Every entry that follows needs to be repeated exactly.

-- Start INFORMATION SHOWN --

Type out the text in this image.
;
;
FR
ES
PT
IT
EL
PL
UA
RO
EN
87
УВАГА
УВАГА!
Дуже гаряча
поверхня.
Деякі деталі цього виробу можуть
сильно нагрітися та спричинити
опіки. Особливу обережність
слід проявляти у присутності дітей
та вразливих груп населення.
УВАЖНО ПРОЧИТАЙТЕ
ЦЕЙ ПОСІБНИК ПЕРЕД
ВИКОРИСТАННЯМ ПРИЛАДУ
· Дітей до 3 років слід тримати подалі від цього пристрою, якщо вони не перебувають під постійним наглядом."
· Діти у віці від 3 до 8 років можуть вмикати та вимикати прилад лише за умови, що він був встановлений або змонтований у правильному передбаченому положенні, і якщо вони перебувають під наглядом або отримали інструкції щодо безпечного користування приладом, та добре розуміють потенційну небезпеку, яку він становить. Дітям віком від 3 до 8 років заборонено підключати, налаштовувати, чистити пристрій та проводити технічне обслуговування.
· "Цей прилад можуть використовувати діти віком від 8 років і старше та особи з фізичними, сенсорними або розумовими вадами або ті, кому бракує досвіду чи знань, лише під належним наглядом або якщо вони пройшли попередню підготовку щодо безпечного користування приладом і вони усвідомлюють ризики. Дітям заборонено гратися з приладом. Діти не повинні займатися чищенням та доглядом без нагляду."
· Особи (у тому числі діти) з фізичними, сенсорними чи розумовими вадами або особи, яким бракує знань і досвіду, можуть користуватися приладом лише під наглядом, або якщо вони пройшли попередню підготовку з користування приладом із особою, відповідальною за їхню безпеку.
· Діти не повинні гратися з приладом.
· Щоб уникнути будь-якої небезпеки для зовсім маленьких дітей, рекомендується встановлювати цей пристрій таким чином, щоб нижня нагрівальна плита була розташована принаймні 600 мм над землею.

-- End INFORMATION SHOWN --

- **COMPLETE ANSWER**:
Type out the text in this image.
;
;
FR
ES
PT
IT
EL
PL
UA
RO
EN
87
УВАГА
УВАГА!
Дуже гаряча
поверхня.
Деякі деталі цього виробу можуть
сильно нагрітися та спричинити
опіки. Особливу обережність
слід проявляти у присутності дітей
та вразливих груп населення.
УВАЖНО ПРОЧИТАЙТЕ
ЦЕЙ ПОСІБНИК ПЕРЕД
ВИКОРИСТАННЯМ ПРИЛАДУ
· Дітей до 3 років слід тримати подалі від цього пристрою, якщо вони не перебувають під постійним наглядом."
· Діти у віці від 3 до 8 років можуть вмикати та вимикати прилад лише за умови, що він був встановлений або змонтований у правильному передбаченому положенні, і якщо вони перебувають під наглядом або отримали інструкції щодо безпечного користування приладом, та добре розуміють потенційну небезпеку, яку він становить. Дітям віком від 3 до 8 років заборонено підключати, налаштовувати, чистити пристрій та проводити технічне обслуговування.
· "Цей прилад можуть використовувати діти віком від 8 років і старше та особи з фізичними, сенсорними або розумовими вадами або ті, кому бракує досвіду чи знань, лише під належним наглядом або якщо вони пройшли попередню підготовку щодо безпечного користування приладом і вони усвідомлюють ризики. Дітям заборонено гратися з приладом. Діти не повинні займатися чищенням та доглядом без нагляду."
· Особи (у тому числі діти) з фізичними, сенсорними чи розумовими вадами або особи, яким бракує знань і досвіду, можуть користуватися приладом лише під наглядом, або якщо вони пройшли попередню підготовку з користування приладом із особою, відповідальною за їхню безпеку.
· Діти не повинні гратися з приладом.
· Щоб уникнути будь-якої небезпеки для зовсім маленьких дітей, рекомендується встановлювати цей пристрій таким чином, щоб нижня нагрівальна плита була розташована принаймні 600 мм над землею.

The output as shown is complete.